Write out every line below with no difference at all.

** MATERIAL SHOWN follows **

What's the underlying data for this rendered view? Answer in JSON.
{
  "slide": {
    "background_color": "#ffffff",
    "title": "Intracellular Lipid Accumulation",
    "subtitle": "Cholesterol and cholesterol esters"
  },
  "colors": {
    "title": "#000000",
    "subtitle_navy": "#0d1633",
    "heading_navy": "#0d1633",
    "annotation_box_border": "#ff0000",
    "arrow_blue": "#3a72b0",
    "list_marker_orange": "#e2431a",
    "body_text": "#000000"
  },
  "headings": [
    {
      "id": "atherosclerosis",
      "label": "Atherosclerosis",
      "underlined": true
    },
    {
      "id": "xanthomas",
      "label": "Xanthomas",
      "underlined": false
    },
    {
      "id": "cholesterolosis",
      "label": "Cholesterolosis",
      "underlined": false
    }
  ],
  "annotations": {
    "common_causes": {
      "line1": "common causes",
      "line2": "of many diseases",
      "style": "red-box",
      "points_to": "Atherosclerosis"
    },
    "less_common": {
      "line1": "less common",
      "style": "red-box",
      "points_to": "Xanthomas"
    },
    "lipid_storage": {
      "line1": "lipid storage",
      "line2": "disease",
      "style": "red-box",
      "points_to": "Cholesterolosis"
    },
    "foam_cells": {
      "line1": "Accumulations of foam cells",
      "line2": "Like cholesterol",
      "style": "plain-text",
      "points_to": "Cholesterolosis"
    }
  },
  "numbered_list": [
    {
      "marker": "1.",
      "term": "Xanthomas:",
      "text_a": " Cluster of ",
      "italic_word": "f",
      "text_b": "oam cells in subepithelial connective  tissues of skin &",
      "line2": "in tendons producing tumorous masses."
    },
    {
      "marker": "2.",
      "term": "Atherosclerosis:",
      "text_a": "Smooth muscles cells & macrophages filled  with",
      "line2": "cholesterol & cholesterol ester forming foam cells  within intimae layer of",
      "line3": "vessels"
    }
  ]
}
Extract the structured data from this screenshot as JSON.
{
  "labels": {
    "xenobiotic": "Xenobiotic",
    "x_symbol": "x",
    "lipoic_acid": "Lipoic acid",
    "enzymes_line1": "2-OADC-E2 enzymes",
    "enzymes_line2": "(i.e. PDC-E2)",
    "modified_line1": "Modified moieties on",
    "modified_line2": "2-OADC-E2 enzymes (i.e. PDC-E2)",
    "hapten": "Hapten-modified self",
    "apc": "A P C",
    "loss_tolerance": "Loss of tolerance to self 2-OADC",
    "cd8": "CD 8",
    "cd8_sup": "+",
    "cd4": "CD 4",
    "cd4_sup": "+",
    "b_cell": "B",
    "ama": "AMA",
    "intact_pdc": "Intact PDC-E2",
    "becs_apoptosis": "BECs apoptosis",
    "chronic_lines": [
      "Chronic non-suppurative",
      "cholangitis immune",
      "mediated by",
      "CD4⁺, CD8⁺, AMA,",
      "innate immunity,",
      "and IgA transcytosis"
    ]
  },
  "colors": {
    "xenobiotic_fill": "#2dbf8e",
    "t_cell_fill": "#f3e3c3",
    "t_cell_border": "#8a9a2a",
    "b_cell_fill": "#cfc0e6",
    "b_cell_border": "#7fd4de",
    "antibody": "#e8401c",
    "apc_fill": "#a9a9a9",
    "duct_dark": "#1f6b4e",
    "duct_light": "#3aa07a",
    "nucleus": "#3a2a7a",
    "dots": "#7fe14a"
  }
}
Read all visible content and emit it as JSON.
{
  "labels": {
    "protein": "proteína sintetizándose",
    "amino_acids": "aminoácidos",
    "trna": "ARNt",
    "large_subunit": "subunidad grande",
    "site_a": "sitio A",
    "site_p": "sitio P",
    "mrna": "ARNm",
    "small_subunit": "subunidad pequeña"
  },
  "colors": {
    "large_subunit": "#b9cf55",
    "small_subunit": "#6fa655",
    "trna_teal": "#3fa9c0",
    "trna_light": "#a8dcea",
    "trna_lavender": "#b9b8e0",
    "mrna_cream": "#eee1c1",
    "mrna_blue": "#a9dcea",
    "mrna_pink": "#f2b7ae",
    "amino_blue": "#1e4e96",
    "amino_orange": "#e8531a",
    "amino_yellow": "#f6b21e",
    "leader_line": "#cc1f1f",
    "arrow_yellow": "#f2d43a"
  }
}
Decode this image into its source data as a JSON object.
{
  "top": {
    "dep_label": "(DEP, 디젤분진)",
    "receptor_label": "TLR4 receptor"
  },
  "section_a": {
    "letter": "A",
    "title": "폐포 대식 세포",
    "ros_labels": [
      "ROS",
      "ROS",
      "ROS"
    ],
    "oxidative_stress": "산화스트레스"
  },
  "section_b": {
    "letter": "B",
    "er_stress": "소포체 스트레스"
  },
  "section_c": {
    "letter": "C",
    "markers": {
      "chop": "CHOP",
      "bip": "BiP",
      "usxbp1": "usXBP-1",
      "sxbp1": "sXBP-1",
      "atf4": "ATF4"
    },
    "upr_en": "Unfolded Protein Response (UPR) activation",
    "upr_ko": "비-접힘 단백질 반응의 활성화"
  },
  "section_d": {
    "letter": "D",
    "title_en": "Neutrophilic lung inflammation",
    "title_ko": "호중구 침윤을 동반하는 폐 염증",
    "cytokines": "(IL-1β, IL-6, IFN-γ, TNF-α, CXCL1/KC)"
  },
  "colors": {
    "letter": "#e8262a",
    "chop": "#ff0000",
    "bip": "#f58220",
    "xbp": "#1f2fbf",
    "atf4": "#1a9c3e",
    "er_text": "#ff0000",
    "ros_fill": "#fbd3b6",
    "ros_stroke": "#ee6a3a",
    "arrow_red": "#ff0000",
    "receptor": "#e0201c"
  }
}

** End of MATERIAL SHOWN **

→ **ANSWER SPACE**:
What's the underlying data for this rendered view? Answer in JSON.
{
  "slide": {
    "background_color": "#ffffff",
    "title": "Intracellular Lipid Accumulation",
    "subtitle": "Cholesterol and cholesterol esters"
  },
  "colors": {
    "title": "#000000",
    "subtitle_navy": "#0d1633",
    "heading_navy": "#0d1633",
    "annotation_box_border": "#ff0000",
    "arrow_blue": "#3a72b0",
    "list_marker_orange": "#e2431a",
    "body_text": "#000000"
  },
  "headings": [
    {
      "id": "atherosclerosis",
      "label": "Atherosclerosis",
      "underlined": true
    },
    {
      "id": "xanthomas",
      "label": "Xanthomas",
      "underlined": false
    },
    {
      "id": "cholesterolosis",
      "label": "Cholesterolosis",
      "underlined": false
    }
  ],
  "annotations": {
    "common_causes": {
      "line1": "common causes",
      "line2": "of many diseases",
      "style": "red-box",
      "points_to": "Atherosclerosis"
    },
    "less_common": {
      "line1": "less common",
      "style": "red-box",
      "points_to": "Xanthomas"
    },
    "lipid_storage": {
      "line1": "lipid storage",
      "line2": "disease",
      "style": "red-box",
      "points_to": "Cholesterolosis"
    },
    "foam_cells": {
      "line1": "Accumulations of foam cells",
      "line2": "Like cholesterol",
      "style": "plain-text",
      "points_to": "Cholesterolosis"
    }
  },
  "numbered_list": [
    {
      "marker": "1.",
      "term": "Xanthomas:",
      "text_a": " Cluster of ",
      "italic_word": "f",
      "text_b": "oam cells in subepithelial connective  tissues of skin &",
      "line2": "in tendons producing tumorous masses."
    },
    {
      "marker": "2.",
      "term": "Atherosclerosis:",
      "text_a": "Smooth muscles cells & macrophages filled  with",
      "line2": "cholesterol & cholesterol ester forming foam cells  within intimae layer of",
      "line3": "vessels"
    }
  ]
}
Extract the structured data from this screenshot as JSON.
{
  "labels": {
    "xenobiotic": "Xenobiotic",
    "x_symbol": "x",
    "lipoic_acid": "Lipoic acid",
    "enzymes_line1": "2-OADC-E2 enzymes",
    "enzymes_line2": "(i.e. PDC-E2)",
    "modified_line1": "Modified moieties on",
    "modified_line2": "2-OADC-E2 enzymes (i.e. PDC-E2)",
    "hapten": "Hapten-modified self",
    "apc": "A P C",
    "loss_tolerance": "Loss of tolerance to self 2-OADC",
    "cd8": "CD 8",
    "cd8_sup": "+",
    "cd4": "CD 4",
    "cd4_sup": "+",
    "b_cell": "B",
    "ama": "AMA",
    "intact_pdc": "Intact PDC-E2",
    "becs_apoptosis": "BECs apoptosis",
    "chronic_lines": [
      "Chronic non-suppurative",
      "cholangitis immune",
      "mediated by",
      "CD4⁺, CD8⁺, AMA,",
      "innate immunity,",
      "and IgA transcytosis"
    ]
  },
  "colors": {
    "xenobiotic_fill": "#2dbf8e",
    "t_cell_fill": "#f3e3c3",
    "t_cell_border": "#8a9a2a",
    "b_cell_fill": "#cfc0e6",
    "b_cell_border": "#7fd4de",
    "antibody": "#e8401c",
    "apc_fill": "#a9a9a9",
    "duct_dark": "#1f6b4e",
    "duct_light": "#3aa07a",
    "nucleus": "#3a2a7a",
    "dots": "#7fe14a"
  }
}
Read all visible content and emit it as JSON.
{
  "labels": {
    "protein": "proteína sintetizándose",
    "amino_acids": "aminoácidos",
    "trna": "ARNt",
    "large_subunit": "subunidad grande",
    "site_a": "sitio A",
    "site_p": "sitio P",
    "mrna": "ARNm",
    "small_subunit": "subunidad pequeña"
  },
  "colors": {
    "large_subunit": "#b9cf55",
    "small_subunit": "#6fa655",
    "trna_teal": "#3fa9c0",
    "trna_light": "#a8dcea",
    "trna_lavender": "#b9b8e0",
    "mrna_cream": "#eee1c1",
    "mrna_blue": "#a9dcea",
    "mrna_pink": "#f2b7ae",
    "amino_blue": "#1e4e96",
    "amino_orange": "#e8531a",
    "amino_yellow": "#f6b21e",
    "leader_line": "#cc1f1f",
    "arrow_yellow": "#f2d43a"
  }
}
Decode this image into its source data as a JSON object.
{
  "top": {
    "dep_label": "(DEP, 디젤분진)",
    "receptor_label": "TLR4 receptor"
  },
  "section_a": {
    "letter": "A",
    "title": "폐포 대식 세포",
    "ros_labels": [
      "ROS",
      "ROS",
      "ROS"
    ],
    "oxidative_stress": "산화스트레스"
  },
  "section_b": {
    "letter": "B",
    "er_stress": "소포체 스트레스"
  },
  "section_c": {
    "letter": "C",
    "markers": {
      "chop": "CHOP",
      "bip": "BiP",
      "usxbp1": "usXBP-1",
      "sxbp1": "sXBP-1",
      "atf4": "ATF4"
    },
    "upr_en": "Unfolded Protein Response (UPR) activation",
    "upr_ko": "비-접힘 단백질 반응의 활성화"
  },
  "section_d": {
    "letter": "D",
    "title_en": "Neutrophilic lung inflammation",
    "title_ko": "호중구 침윤을 동반하는 폐 염증",
    "cytokines": "(IL-1β, IL-6, IFN-γ, TNF-α, CXCL1/KC)"
  },
  "colors": {
    "letter": "#e8262a",
    "chop": "#ff0000",
    "bip": "#f58220",
    "xbp": "#1f2fbf",
    "atf4": "#1a9c3e",
    "er_text": "#ff0000",
    "ros_fill": "#fbd3b6",
    "ros_stroke": "#ee6a3a",
    "arrow_red": "#ff0000",
    "receptor": "#e0201c"
  }
}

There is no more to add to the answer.